= Dataset entries =
start

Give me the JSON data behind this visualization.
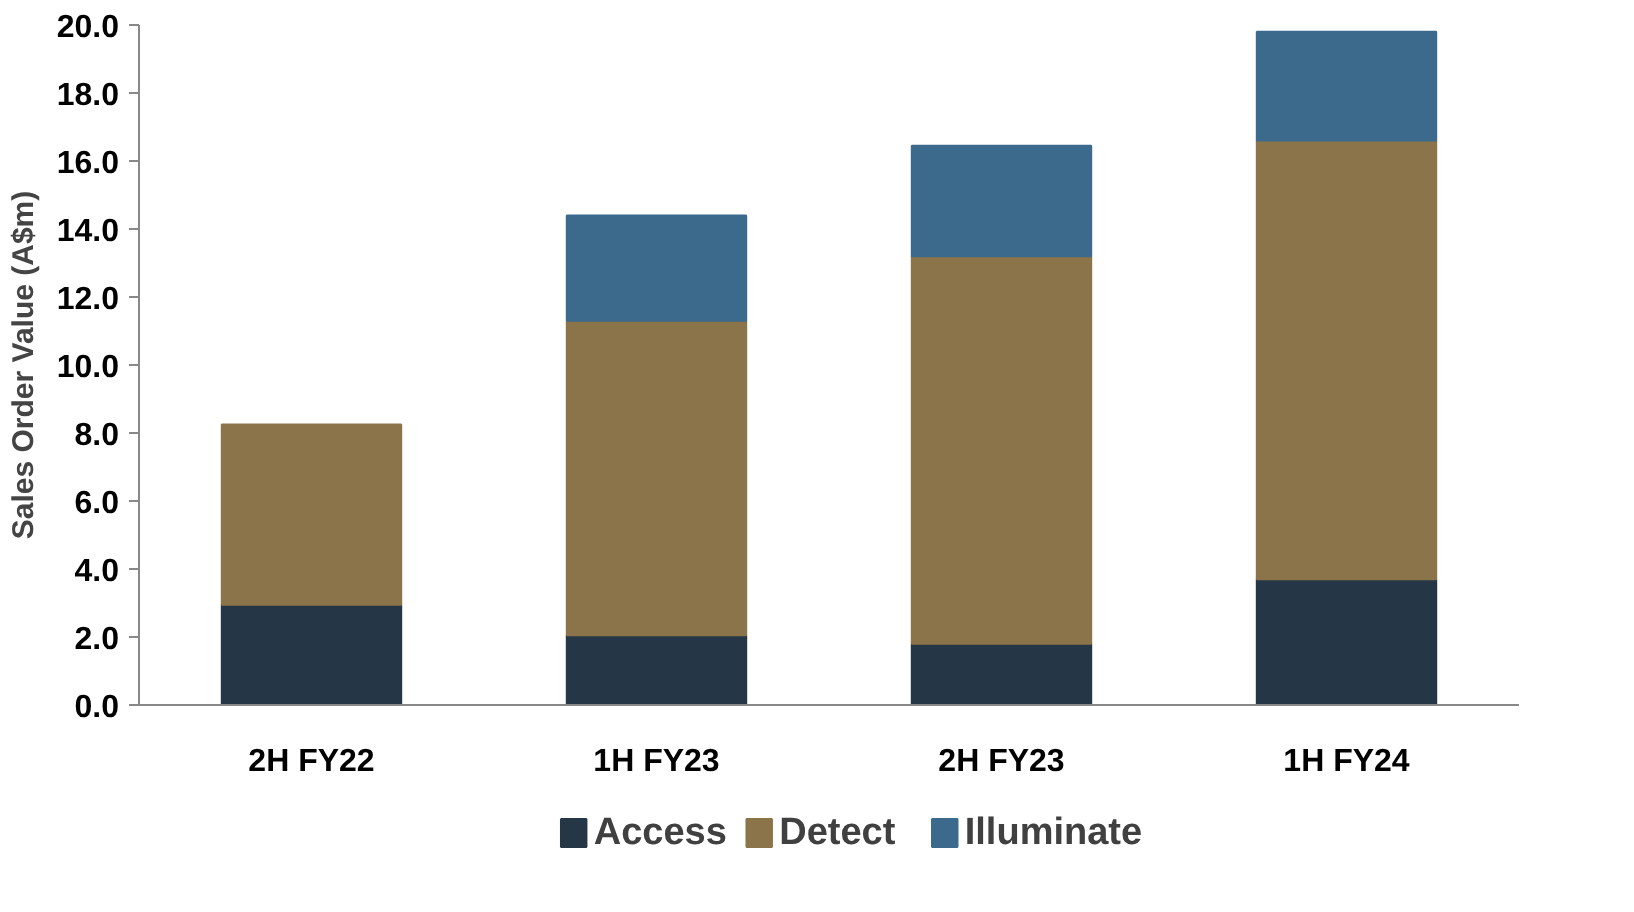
{
  "chart_data": {
    "type": "bar",
    "stacked": true,
    "ylabel": "Sales Order Value (A$m)",
    "categories": [
      "2H FY22",
      "1H FY23",
      "2H FY23",
      "1H FY24"
    ],
    "series": [
      {
        "name": "Access",
        "color": "#253746",
        "values": [
          2.95,
          2.05,
          1.8,
          3.7
        ]
      },
      {
        "name": "Detect",
        "color": "#8b744a",
        "values": [
          5.3,
          9.25,
          11.4,
          12.9
        ]
      },
      {
        "name": "Illuminate",
        "color": "#3b6a8c",
        "values": [
          null,
          3.1,
          3.25,
          3.2
        ]
      }
    ],
    "ylim": [
      0,
      20
    ],
    "yticks": [
      {
        "value": 0,
        "label": "0.0"
      },
      {
        "value": 2,
        "label": "2.0"
      },
      {
        "value": 4,
        "label": "4.0"
      },
      {
        "value": 6,
        "label": "6.0"
      },
      {
        "value": 8,
        "label": "8.0"
      },
      {
        "value": 10,
        "label": "10.0"
      },
      {
        "value": 12,
        "label": "12.0"
      },
      {
        "value": 14,
        "label": "14.0"
      },
      {
        "value": 16,
        "label": "16.0"
      },
      {
        "value": 18,
        "label": "18.0"
      },
      {
        "value": 20,
        "label": "20.0"
      }
    ],
    "grid": false,
    "legend": "bottom"
  }
}
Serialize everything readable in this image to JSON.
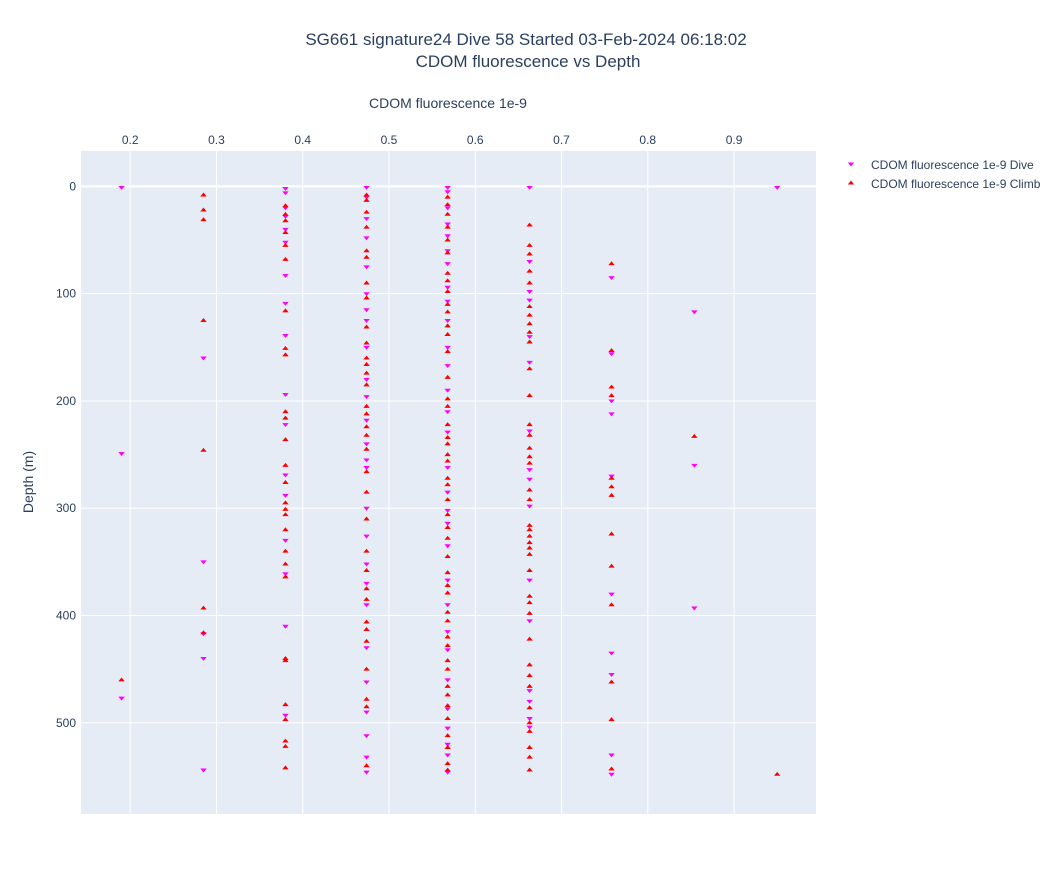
{
  "chart_data": {
    "type": "scatter",
    "title": "SG661 signature24 Dive 58 Started 03-Feb-2024 06:18:02",
    "subtitle": "CDOM fluorescence vs Depth",
    "xlabel": "CDOM fluorescence 1e-9",
    "ylabel": "Depth (m)",
    "xlim": [
      0.143,
      0.995
    ],
    "ylim": [
      585,
      -33
    ],
    "x_ticks": [
      0.2,
      0.3,
      0.4,
      0.5,
      0.6,
      0.7,
      0.8,
      0.9
    ],
    "x_tick_labels": [
      "0.2",
      "0.3",
      "0.4",
      "0.5",
      "0.6",
      "0.7",
      "0.8",
      "0.9"
    ],
    "y_ticks": [
      0,
      100,
      200,
      300,
      400,
      500
    ],
    "y_tick_labels": [
      "0",
      "100",
      "200",
      "300",
      "400",
      "500"
    ],
    "x_axis_position": "top",
    "y_reversed": true,
    "grid": true,
    "legend_position": "top-right",
    "background_color": "#e5ecf6",
    "series": [
      {
        "name": "CDOM fluorescence 1e-9 Dive",
        "marker": "triangle-down",
        "color": "#ff00ff",
        "points": [
          [
            0.19,
            1
          ],
          [
            0.19,
            249
          ],
          [
            0.19,
            477
          ],
          [
            0.285,
            160
          ],
          [
            0.285,
            350
          ],
          [
            0.285,
            417
          ],
          [
            0.285,
            440
          ],
          [
            0.285,
            544
          ],
          [
            0.38,
            2
          ],
          [
            0.38,
            6
          ],
          [
            0.38,
            20
          ],
          [
            0.38,
            28
          ],
          [
            0.38,
            40
          ],
          [
            0.38,
            52
          ],
          [
            0.38,
            83
          ],
          [
            0.38,
            109
          ],
          [
            0.38,
            139
          ],
          [
            0.38,
            194
          ],
          [
            0.38,
            222
          ],
          [
            0.38,
            269
          ],
          [
            0.38,
            288
          ],
          [
            0.38,
            330
          ],
          [
            0.38,
            361
          ],
          [
            0.38,
            410
          ],
          [
            0.38,
            493
          ],
          [
            0.474,
            1
          ],
          [
            0.474,
            10
          ],
          [
            0.474,
            30
          ],
          [
            0.474,
            48
          ],
          [
            0.474,
            75
          ],
          [
            0.474,
            100
          ],
          [
            0.474,
            115
          ],
          [
            0.474,
            125
          ],
          [
            0.474,
            150
          ],
          [
            0.474,
            180
          ],
          [
            0.474,
            196
          ],
          [
            0.474,
            218
          ],
          [
            0.474,
            240
          ],
          [
            0.474,
            255
          ],
          [
            0.474,
            262
          ],
          [
            0.474,
            300
          ],
          [
            0.474,
            326
          ],
          [
            0.474,
            352
          ],
          [
            0.474,
            370
          ],
          [
            0.474,
            390
          ],
          [
            0.474,
            430
          ],
          [
            0.474,
            462
          ],
          [
            0.474,
            490
          ],
          [
            0.474,
            512
          ],
          [
            0.474,
            532
          ],
          [
            0.474,
            546
          ],
          [
            0.568,
            1
          ],
          [
            0.568,
            5
          ],
          [
            0.568,
            20
          ],
          [
            0.568,
            35
          ],
          [
            0.568,
            46
          ],
          [
            0.568,
            60
          ],
          [
            0.568,
            72
          ],
          [
            0.568,
            94
          ],
          [
            0.568,
            107
          ],
          [
            0.568,
            125
          ],
          [
            0.568,
            150
          ],
          [
            0.568,
            167
          ],
          [
            0.568,
            190
          ],
          [
            0.568,
            210
          ],
          [
            0.568,
            229
          ],
          [
            0.568,
            262
          ],
          [
            0.568,
            285
          ],
          [
            0.568,
            302
          ],
          [
            0.568,
            314
          ],
          [
            0.568,
            335
          ],
          [
            0.568,
            367
          ],
          [
            0.568,
            390
          ],
          [
            0.568,
            415
          ],
          [
            0.568,
            432
          ],
          [
            0.568,
            460
          ],
          [
            0.568,
            487
          ],
          [
            0.568,
            505
          ],
          [
            0.568,
            520
          ],
          [
            0.568,
            530
          ],
          [
            0.568,
            546
          ],
          [
            0.663,
            1
          ],
          [
            0.663,
            70
          ],
          [
            0.663,
            98
          ],
          [
            0.663,
            106
          ],
          [
            0.663,
            140
          ],
          [
            0.663,
            164
          ],
          [
            0.663,
            228
          ],
          [
            0.663,
            264
          ],
          [
            0.663,
            273
          ],
          [
            0.663,
            298
          ],
          [
            0.663,
            367
          ],
          [
            0.663,
            405
          ],
          [
            0.663,
            470
          ],
          [
            0.663,
            480
          ],
          [
            0.663,
            496
          ],
          [
            0.663,
            504
          ],
          [
            0.758,
            85
          ],
          [
            0.758,
            156
          ],
          [
            0.758,
            200
          ],
          [
            0.758,
            212
          ],
          [
            0.758,
            270
          ],
          [
            0.758,
            380
          ],
          [
            0.758,
            435
          ],
          [
            0.758,
            455
          ],
          [
            0.758,
            530
          ],
          [
            0.758,
            548
          ],
          [
            0.854,
            117
          ],
          [
            0.854,
            260
          ],
          [
            0.854,
            393
          ],
          [
            0.95,
            1
          ]
        ]
      },
      {
        "name": "CDOM fluorescence 1e-9 Climb",
        "marker": "triangle-up",
        "color": "#ff0000",
        "points": [
          [
            0.19,
            460
          ],
          [
            0.285,
            8
          ],
          [
            0.285,
            22
          ],
          [
            0.285,
            31
          ],
          [
            0.285,
            125
          ],
          [
            0.285,
            246
          ],
          [
            0.285,
            393
          ],
          [
            0.285,
            416
          ],
          [
            0.38,
            18
          ],
          [
            0.38,
            26
          ],
          [
            0.38,
            32
          ],
          [
            0.38,
            43
          ],
          [
            0.38,
            55
          ],
          [
            0.38,
            68
          ],
          [
            0.38,
            116
          ],
          [
            0.38,
            151
          ],
          [
            0.38,
            157
          ],
          [
            0.38,
            210
          ],
          [
            0.38,
            216
          ],
          [
            0.38,
            236
          ],
          [
            0.38,
            260
          ],
          [
            0.38,
            276
          ],
          [
            0.38,
            295
          ],
          [
            0.38,
            301
          ],
          [
            0.38,
            306
          ],
          [
            0.38,
            320
          ],
          [
            0.38,
            340
          ],
          [
            0.38,
            352
          ],
          [
            0.38,
            364
          ],
          [
            0.38,
            440
          ],
          [
            0.38,
            442
          ],
          [
            0.38,
            483
          ],
          [
            0.38,
            497
          ],
          [
            0.38,
            517
          ],
          [
            0.38,
            522
          ],
          [
            0.38,
            542
          ],
          [
            0.474,
            8
          ],
          [
            0.474,
            13
          ],
          [
            0.474,
            24
          ],
          [
            0.474,
            38
          ],
          [
            0.474,
            60
          ],
          [
            0.474,
            66
          ],
          [
            0.474,
            90
          ],
          [
            0.474,
            104
          ],
          [
            0.474,
            131
          ],
          [
            0.474,
            146
          ],
          [
            0.474,
            160
          ],
          [
            0.474,
            166
          ],
          [
            0.474,
            174
          ],
          [
            0.474,
            185
          ],
          [
            0.474,
            205
          ],
          [
            0.474,
            212
          ],
          [
            0.474,
            224
          ],
          [
            0.474,
            232
          ],
          [
            0.474,
            245
          ],
          [
            0.474,
            266
          ],
          [
            0.474,
            285
          ],
          [
            0.474,
            310
          ],
          [
            0.474,
            340
          ],
          [
            0.474,
            358
          ],
          [
            0.474,
            375
          ],
          [
            0.474,
            385
          ],
          [
            0.474,
            406
          ],
          [
            0.474,
            413
          ],
          [
            0.474,
            424
          ],
          [
            0.474,
            450
          ],
          [
            0.474,
            478
          ],
          [
            0.474,
            485
          ],
          [
            0.474,
            540
          ],
          [
            0.568,
            10
          ],
          [
            0.568,
            17
          ],
          [
            0.568,
            26
          ],
          [
            0.568,
            38
          ],
          [
            0.568,
            50
          ],
          [
            0.568,
            62
          ],
          [
            0.568,
            81
          ],
          [
            0.568,
            88
          ],
          [
            0.568,
            98
          ],
          [
            0.568,
            110
          ],
          [
            0.568,
            117
          ],
          [
            0.568,
            130
          ],
          [
            0.568,
            138
          ],
          [
            0.568,
            154
          ],
          [
            0.568,
            178
          ],
          [
            0.568,
            198
          ],
          [
            0.568,
            205
          ],
          [
            0.568,
            222
          ],
          [
            0.568,
            234
          ],
          [
            0.568,
            240
          ],
          [
            0.568,
            250
          ],
          [
            0.568,
            256
          ],
          [
            0.568,
            272
          ],
          [
            0.568,
            278
          ],
          [
            0.568,
            292
          ],
          [
            0.568,
            306
          ],
          [
            0.568,
            318
          ],
          [
            0.568,
            328
          ],
          [
            0.568,
            345
          ],
          [
            0.568,
            360
          ],
          [
            0.568,
            372
          ],
          [
            0.568,
            379
          ],
          [
            0.568,
            397
          ],
          [
            0.568,
            405
          ],
          [
            0.568,
            420
          ],
          [
            0.568,
            428
          ],
          [
            0.568,
            442
          ],
          [
            0.568,
            450
          ],
          [
            0.568,
            466
          ],
          [
            0.568,
            474
          ],
          [
            0.568,
            484
          ],
          [
            0.568,
            496
          ],
          [
            0.568,
            512
          ],
          [
            0.568,
            523
          ],
          [
            0.568,
            538
          ],
          [
            0.568,
            544
          ],
          [
            0.663,
            36
          ],
          [
            0.663,
            55
          ],
          [
            0.663,
            63
          ],
          [
            0.663,
            79
          ],
          [
            0.663,
            90
          ],
          [
            0.663,
            112
          ],
          [
            0.663,
            120
          ],
          [
            0.663,
            128
          ],
          [
            0.663,
            136
          ],
          [
            0.663,
            145
          ],
          [
            0.663,
            170
          ],
          [
            0.663,
            195
          ],
          [
            0.663,
            222
          ],
          [
            0.663,
            232
          ],
          [
            0.663,
            244
          ],
          [
            0.663,
            252
          ],
          [
            0.663,
            258
          ],
          [
            0.663,
            283
          ],
          [
            0.663,
            292
          ],
          [
            0.663,
            316
          ],
          [
            0.663,
            320
          ],
          [
            0.663,
            326
          ],
          [
            0.663,
            332
          ],
          [
            0.663,
            337
          ],
          [
            0.663,
            343
          ],
          [
            0.663,
            358
          ],
          [
            0.663,
            382
          ],
          [
            0.663,
            388
          ],
          [
            0.663,
            398
          ],
          [
            0.663,
            422
          ],
          [
            0.663,
            446
          ],
          [
            0.663,
            456
          ],
          [
            0.663,
            466
          ],
          [
            0.663,
            486
          ],
          [
            0.663,
            500
          ],
          [
            0.663,
            508
          ],
          [
            0.663,
            523
          ],
          [
            0.663,
            532
          ],
          [
            0.663,
            544
          ],
          [
            0.758,
            72
          ],
          [
            0.758,
            153
          ],
          [
            0.758,
            187
          ],
          [
            0.758,
            195
          ],
          [
            0.758,
            272
          ],
          [
            0.758,
            280
          ],
          [
            0.758,
            288
          ],
          [
            0.758,
            324
          ],
          [
            0.758,
            354
          ],
          [
            0.758,
            390
          ],
          [
            0.758,
            462
          ],
          [
            0.758,
            497
          ],
          [
            0.758,
            543
          ],
          [
            0.854,
            233
          ],
          [
            0.95,
            548
          ]
        ]
      }
    ]
  }
}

end

= The request =
Looking at the records above, report how many lines contain the word "Depth". Answer with the number only.

= Answer to this task =
2